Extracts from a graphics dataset
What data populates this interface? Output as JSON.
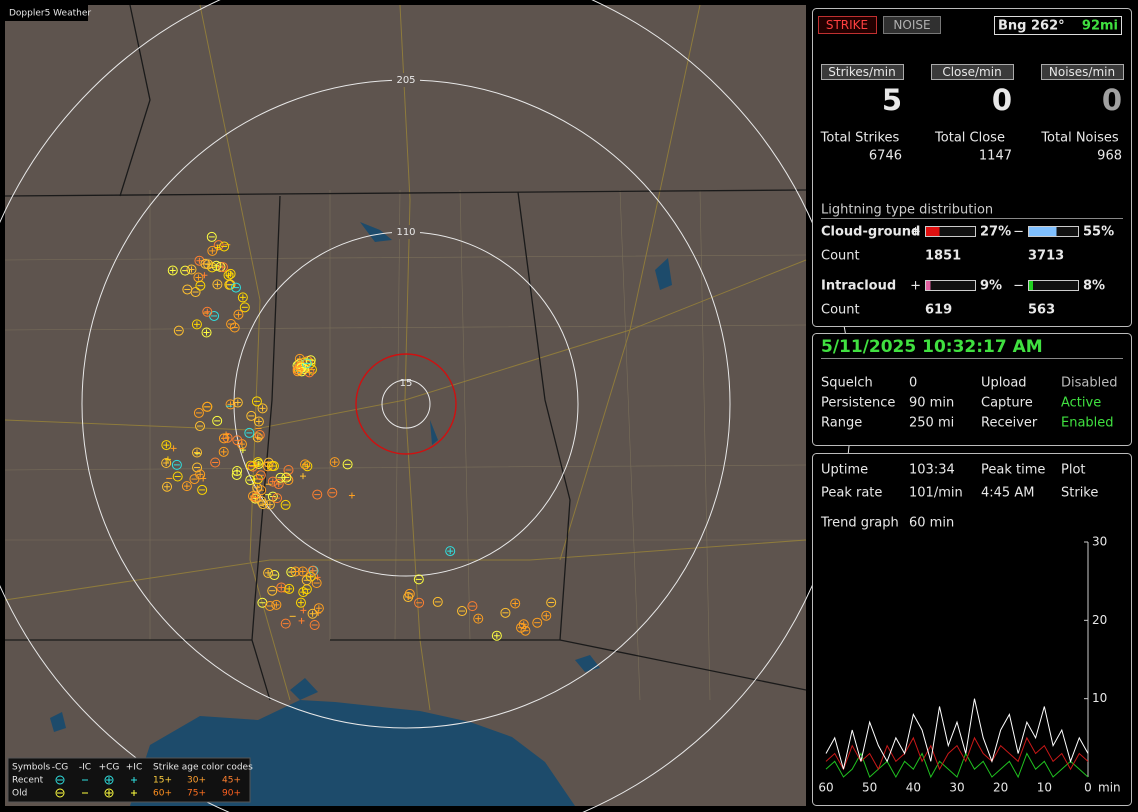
{
  "map": {
    "title": "Doppler5 Weather",
    "range_rings": [
      {
        "label": "205"
      },
      {
        "label": "110"
      },
      {
        "label": "15"
      }
    ],
    "legend": {
      "symbols_label": "Symbols",
      "columns": [
        "-CG",
        "-IC",
        "+CG",
        "+IC"
      ],
      "age_label": "Strike age color codes",
      "rows": [
        {
          "label": "Recent",
          "ages": [
            "15+",
            "30+",
            "45+"
          ]
        },
        {
          "label": "Old",
          "ages": [
            "60+",
            "75+",
            "90+"
          ]
        }
      ]
    }
  },
  "controls": {
    "strike_button": "STRIKE",
    "noise_button": "NOISE",
    "bearing": "Bng 262°",
    "distance": "92mi"
  },
  "rates": [
    {
      "label": "Strikes/min",
      "value": 5,
      "total_label": "Total Strikes",
      "total": 6746
    },
    {
      "label": "Close/min",
      "value": 0,
      "total_label": "Total Close",
      "total": 1147
    },
    {
      "label": "Noises/min",
      "value": 0,
      "total_label": "Total Noises",
      "total": 968
    }
  ],
  "distribution": {
    "title": "Lightning type distribution",
    "count_label": "Count",
    "rows": [
      {
        "label": "Cloud-ground",
        "positive": {
          "sign": "+",
          "percent": 27,
          "percent_label": "27%",
          "count": 1851
        },
        "negative": {
          "sign": "−",
          "percent": 55,
          "percent_label": "55%",
          "count": 3713
        }
      },
      {
        "label": "Intracloud",
        "positive": {
          "sign": "+",
          "percent": 9,
          "percent_label": "9%",
          "count": 619
        },
        "negative": {
          "sign": "−",
          "percent": 8,
          "percent_label": "8%",
          "count": 563
        }
      }
    ]
  },
  "status": {
    "datetime": "5/11/2025 10:32:17 AM",
    "settings": [
      [
        "Squelch",
        "0",
        "Upload",
        "Disabled"
      ],
      [
        "Persistence",
        "90 min",
        "Capture",
        "Active"
      ],
      [
        "Range",
        "250 mi",
        "Receiver",
        "Enabled"
      ]
    ]
  },
  "stats": {
    "rows": [
      [
        "Uptime",
        "103:34",
        "Peak time",
        "Plot"
      ],
      [
        "Peak rate",
        "101/min",
        "4:45 AM",
        "Strike"
      ]
    ],
    "trend_label": "Trend graph",
    "trend_window": "60 min"
  },
  "trend_chart": {
    "type": "line",
    "x": [
      60,
      58,
      56,
      54,
      52,
      50,
      48,
      46,
      44,
      42,
      40,
      38,
      36,
      34,
      32,
      30,
      28,
      26,
      24,
      22,
      20,
      18,
      16,
      14,
      12,
      10,
      8,
      6,
      4,
      2,
      0
    ],
    "xlim": [
      60,
      0
    ],
    "xticks": [
      60,
      50,
      40,
      30,
      20,
      10,
      0
    ],
    "x_unit": "min",
    "ylim": [
      0,
      30
    ],
    "yticks": [
      10,
      20,
      30
    ],
    "series": [
      {
        "color": "#ffffff",
        "values": [
          3,
          5,
          1,
          6,
          2,
          7,
          4,
          2,
          5,
          3,
          8,
          6,
          2,
          9,
          4,
          7,
          3,
          10,
          5,
          2,
          6,
          8,
          3,
          7,
          5,
          9,
          4,
          6,
          2,
          5,
          3
        ]
      },
      {
        "color": "#c81818",
        "values": [
          2,
          3,
          1,
          4,
          2,
          3,
          1,
          4,
          2,
          3,
          5,
          2,
          4,
          1,
          3,
          4,
          2,
          5,
          3,
          2,
          4,
          3,
          2,
          5,
          3,
          4,
          2,
          3,
          1,
          3,
          2
        ]
      },
      {
        "color": "#20c020",
        "values": [
          1,
          2,
          0,
          1,
          3,
          0,
          1,
          2,
          0,
          2,
          1,
          3,
          0,
          2,
          1,
          0,
          3,
          1,
          2,
          0,
          1,
          2,
          0,
          3,
          1,
          2,
          0,
          1,
          2,
          1,
          0
        ]
      }
    ]
  }
}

Work required
Copy every record above exactly, leaving out any pictures.

Right answer
What data populates this interface? Output as JSON.
{
  "map": {
    "title": "Doppler5 Weather",
    "range_rings": [
      {
        "label": "205"
      },
      {
        "label": "110"
      },
      {
        "label": "15"
      }
    ],
    "legend": {
      "symbols_label": "Symbols",
      "columns": [
        "-CG",
        "-IC",
        "+CG",
        "+IC"
      ],
      "age_label": "Strike age color codes",
      "rows": [
        {
          "label": "Recent",
          "ages": [
            "15+",
            "30+",
            "45+"
          ]
        },
        {
          "label": "Old",
          "ages": [
            "60+",
            "75+",
            "90+"
          ]
        }
      ]
    }
  },
  "controls": {
    "strike_button": "STRIKE",
    "noise_button": "NOISE",
    "bearing": "Bng 262°",
    "distance": "92mi"
  },
  "rates": [
    {
      "label": "Strikes/min",
      "value": 5,
      "total_label": "Total Strikes",
      "total": 6746
    },
    {
      "label": "Close/min",
      "value": 0,
      "total_label": "Total Close",
      "total": 1147
    },
    {
      "label": "Noises/min",
      "value": 0,
      "total_label": "Total Noises",
      "total": 968
    }
  ],
  "distribution": {
    "title": "Lightning type distribution",
    "count_label": "Count",
    "rows": [
      {
        "label": "Cloud-ground",
        "positive": {
          "sign": "+",
          "percent": 27,
          "percent_label": "27%",
          "count": 1851
        },
        "negative": {
          "sign": "−",
          "percent": 55,
          "percent_label": "55%",
          "count": 3713
        }
      },
      {
        "label": "Intracloud",
        "positive": {
          "sign": "+",
          "percent": 9,
          "percent_label": "9%",
          "count": 619
        },
        "negative": {
          "sign": "−",
          "percent": 8,
          "percent_label": "8%",
          "count": 563
        }
      }
    ]
  },
  "status": {
    "datetime": "5/11/2025 10:32:17 AM",
    "settings": [
      [
        "Squelch",
        "0",
        "Upload",
        "Disabled"
      ],
      [
        "Persistence",
        "90 min",
        "Capture",
        "Active"
      ],
      [
        "Range",
        "250 mi",
        "Receiver",
        "Enabled"
      ]
    ]
  },
  "stats": {
    "rows": [
      [
        "Uptime",
        "103:34",
        "Peak time",
        "Plot"
      ],
      [
        "Peak rate",
        "101/min",
        "4:45 AM",
        "Strike"
      ]
    ],
    "trend_label": "Trend graph",
    "trend_window": "60 min"
  },
  "trend_chart": {
    "type": "line",
    "x": [
      60,
      58,
      56,
      54,
      52,
      50,
      48,
      46,
      44,
      42,
      40,
      38,
      36,
      34,
      32,
      30,
      28,
      26,
      24,
      22,
      20,
      18,
      16,
      14,
      12,
      10,
      8,
      6,
      4,
      2,
      0
    ],
    "xlim": [
      60,
      0
    ],
    "xticks": [
      60,
      50,
      40,
      30,
      20,
      10,
      0
    ],
    "x_unit": "min",
    "ylim": [
      0,
      30
    ],
    "yticks": [
      10,
      20,
      30
    ],
    "series": [
      {
        "color": "#ffffff",
        "values": [
          3,
          5,
          1,
          6,
          2,
          7,
          4,
          2,
          5,
          3,
          8,
          6,
          2,
          9,
          4,
          7,
          3,
          10,
          5,
          2,
          6,
          8,
          3,
          7,
          5,
          9,
          4,
          6,
          2,
          5,
          3
        ]
      },
      {
        "color": "#c81818",
        "values": [
          2,
          3,
          1,
          4,
          2,
          3,
          1,
          4,
          2,
          3,
          5,
          2,
          4,
          1,
          3,
          4,
          2,
          5,
          3,
          2,
          4,
          3,
          2,
          5,
          3,
          4,
          2,
          3,
          1,
          3,
          2
        ]
      },
      {
        "color": "#20c020",
        "values": [
          1,
          2,
          0,
          1,
          3,
          0,
          1,
          2,
          0,
          2,
          1,
          3,
          0,
          2,
          1,
          0,
          3,
          1,
          2,
          0,
          1,
          2,
          0,
          3,
          1,
          2,
          0,
          1,
          2,
          1,
          0
        ]
      }
    ]
  }
}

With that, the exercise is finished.